── MATERIAL ──

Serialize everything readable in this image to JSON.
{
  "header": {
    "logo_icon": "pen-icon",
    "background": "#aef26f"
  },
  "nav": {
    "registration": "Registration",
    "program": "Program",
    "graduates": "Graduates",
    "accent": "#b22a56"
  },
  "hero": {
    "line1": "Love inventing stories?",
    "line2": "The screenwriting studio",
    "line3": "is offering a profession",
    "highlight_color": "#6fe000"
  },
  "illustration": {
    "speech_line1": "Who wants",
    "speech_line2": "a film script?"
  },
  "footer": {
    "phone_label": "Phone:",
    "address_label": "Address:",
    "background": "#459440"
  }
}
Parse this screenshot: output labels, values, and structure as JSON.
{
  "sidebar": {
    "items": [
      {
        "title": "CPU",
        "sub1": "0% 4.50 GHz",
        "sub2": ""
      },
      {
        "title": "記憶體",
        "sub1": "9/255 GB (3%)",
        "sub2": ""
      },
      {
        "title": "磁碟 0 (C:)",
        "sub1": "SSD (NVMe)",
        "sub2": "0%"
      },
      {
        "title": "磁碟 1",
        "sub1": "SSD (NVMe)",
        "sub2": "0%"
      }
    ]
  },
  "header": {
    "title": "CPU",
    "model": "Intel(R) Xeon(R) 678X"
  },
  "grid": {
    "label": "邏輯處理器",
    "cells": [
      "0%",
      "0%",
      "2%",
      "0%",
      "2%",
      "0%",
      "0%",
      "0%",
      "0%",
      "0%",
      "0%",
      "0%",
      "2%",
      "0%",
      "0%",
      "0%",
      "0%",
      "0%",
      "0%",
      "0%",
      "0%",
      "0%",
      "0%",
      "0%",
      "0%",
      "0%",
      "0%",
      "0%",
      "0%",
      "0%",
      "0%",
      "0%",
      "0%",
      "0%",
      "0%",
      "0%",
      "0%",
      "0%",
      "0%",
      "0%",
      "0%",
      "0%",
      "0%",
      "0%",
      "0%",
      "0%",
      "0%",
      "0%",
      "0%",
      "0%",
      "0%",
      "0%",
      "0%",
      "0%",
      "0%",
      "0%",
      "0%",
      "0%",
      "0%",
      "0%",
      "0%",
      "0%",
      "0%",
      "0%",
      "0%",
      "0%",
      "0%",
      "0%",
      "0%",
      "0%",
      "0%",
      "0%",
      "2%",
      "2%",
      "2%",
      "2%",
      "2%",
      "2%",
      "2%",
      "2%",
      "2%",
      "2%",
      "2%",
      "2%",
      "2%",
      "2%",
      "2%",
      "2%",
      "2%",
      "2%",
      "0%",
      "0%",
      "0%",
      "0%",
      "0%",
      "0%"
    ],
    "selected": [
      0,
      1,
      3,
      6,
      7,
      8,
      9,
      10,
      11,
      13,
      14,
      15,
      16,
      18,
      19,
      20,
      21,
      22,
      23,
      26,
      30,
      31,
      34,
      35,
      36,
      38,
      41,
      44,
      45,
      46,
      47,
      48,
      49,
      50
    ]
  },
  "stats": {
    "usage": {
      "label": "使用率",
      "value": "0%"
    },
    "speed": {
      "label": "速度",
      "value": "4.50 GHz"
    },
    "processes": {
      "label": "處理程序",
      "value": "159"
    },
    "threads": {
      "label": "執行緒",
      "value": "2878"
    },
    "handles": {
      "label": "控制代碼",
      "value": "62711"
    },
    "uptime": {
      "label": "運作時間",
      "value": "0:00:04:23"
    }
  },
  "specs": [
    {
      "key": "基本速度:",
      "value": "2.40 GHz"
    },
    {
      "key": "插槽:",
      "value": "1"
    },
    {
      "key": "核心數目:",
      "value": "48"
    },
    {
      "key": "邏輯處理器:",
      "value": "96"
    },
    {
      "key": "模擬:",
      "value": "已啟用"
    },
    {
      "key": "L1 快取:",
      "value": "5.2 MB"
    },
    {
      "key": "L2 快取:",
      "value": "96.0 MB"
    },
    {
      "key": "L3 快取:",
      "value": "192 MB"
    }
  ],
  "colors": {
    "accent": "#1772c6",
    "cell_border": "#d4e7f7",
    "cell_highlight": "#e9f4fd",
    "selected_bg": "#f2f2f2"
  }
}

───

INSTRUCTION:
Can you give every line above again, exactly as written?

FULL SOLUTION:
Serialize everything readable in this image to JSON.
{
  "header": {
    "logo_icon": "pen-icon",
    "background": "#aef26f"
  },
  "nav": {
    "registration": "Registration",
    "program": "Program",
    "graduates": "Graduates",
    "accent": "#b22a56"
  },
  "hero": {
    "line1": "Love inventing stories?",
    "line2": "The screenwriting studio",
    "line3": "is offering a profession",
    "highlight_color": "#6fe000"
  },
  "illustration": {
    "speech_line1": "Who wants",
    "speech_line2": "a film script?"
  },
  "footer": {
    "phone_label": "Phone:",
    "address_label": "Address:",
    "background": "#459440"
  }
}
Parse this screenshot: output labels, values, and structure as JSON.
{
  "sidebar": {
    "items": [
      {
        "title": "CPU",
        "sub1": "0% 4.50 GHz",
        "sub2": ""
      },
      {
        "title": "記憶體",
        "sub1": "9/255 GB (3%)",
        "sub2": ""
      },
      {
        "title": "磁碟 0 (C:)",
        "sub1": "SSD (NVMe)",
        "sub2": "0%"
      },
      {
        "title": "磁碟 1",
        "sub1": "SSD (NVMe)",
        "sub2": "0%"
      }
    ]
  },
  "header": {
    "title": "CPU",
    "model": "Intel(R) Xeon(R) 678X"
  },
  "grid": {
    "label": "邏輯處理器",
    "cells": [
      "0%",
      "0%",
      "2%",
      "0%",
      "2%",
      "0%",
      "0%",
      "0%",
      "0%",
      "0%",
      "0%",
      "0%",
      "2%",
      "0%",
      "0%",
      "0%",
      "0%",
      "0%",
      "0%",
      "0%",
      "0%",
      "0%",
      "0%",
      "0%",
      "0%",
      "0%",
      "0%",
      "0%",
      "0%",
      "0%",
      "0%",
      "0%",
      "0%",
      "0%",
      "0%",
      "0%",
      "0%",
      "0%",
      "0%",
      "0%",
      "0%",
      "0%",
      "0%",
      "0%",
      "0%",
      "0%",
      "0%",
      "0%",
      "0%",
      "0%",
      "0%",
      "0%",
      "0%",
      "0%",
      "0%",
      "0%",
      "0%",
      "0%",
      "0%",
      "0%",
      "0%",
      "0%",
      "0%",
      "0%",
      "0%",
      "0%",
      "0%",
      "0%",
      "0%",
      "0%",
      "0%",
      "0%",
      "2%",
      "2%",
      "2%",
      "2%",
      "2%",
      "2%",
      "2%",
      "2%",
      "2%",
      "2%",
      "2%",
      "2%",
      "2%",
      "2%",
      "2%",
      "2%",
      "2%",
      "2%",
      "0%",
      "0%",
      "0%",
      "0%",
      "0%",
      "0%"
    ],
    "selected": [
      0,
      1,
      3,
      6,
      7,
      8,
      9,
      10,
      11,
      13,
      14,
      15,
      16,
      18,
      19,
      20,
      21,
      22,
      23,
      26,
      30,
      31,
      34,
      35,
      36,
      38,
      41,
      44,
      45,
      46,
      47,
      48,
      49,
      50
    ]
  },
  "stats": {
    "usage": {
      "label": "使用率",
      "value": "0%"
    },
    "speed": {
      "label": "速度",
      "value": "4.50 GHz"
    },
    "processes": {
      "label": "處理程序",
      "value": "159"
    },
    "threads": {
      "label": "執行緒",
      "value": "2878"
    },
    "handles": {
      "label": "控制代碼",
      "value": "62711"
    },
    "uptime": {
      "label": "運作時間",
      "value": "0:00:04:23"
    }
  },
  "specs": [
    {
      "key": "基本速度:",
      "value": "2.40 GHz"
    },
    {
      "key": "插槽:",
      "value": "1"
    },
    {
      "key": "核心數目:",
      "value": "48"
    },
    {
      "key": "邏輯處理器:",
      "value": "96"
    },
    {
      "key": "模擬:",
      "value": "已啟用"
    },
    {
      "key": "L1 快取:",
      "value": "5.2 MB"
    },
    {
      "key": "L2 快取:",
      "value": "96.0 MB"
    },
    {
      "key": "L3 快取:",
      "value": "192 MB"
    }
  ],
  "colors": {
    "accent": "#1772c6",
    "cell_border": "#d4e7f7",
    "cell_highlight": "#e9f4fd",
    "selected_bg": "#f2f2f2"
  }
}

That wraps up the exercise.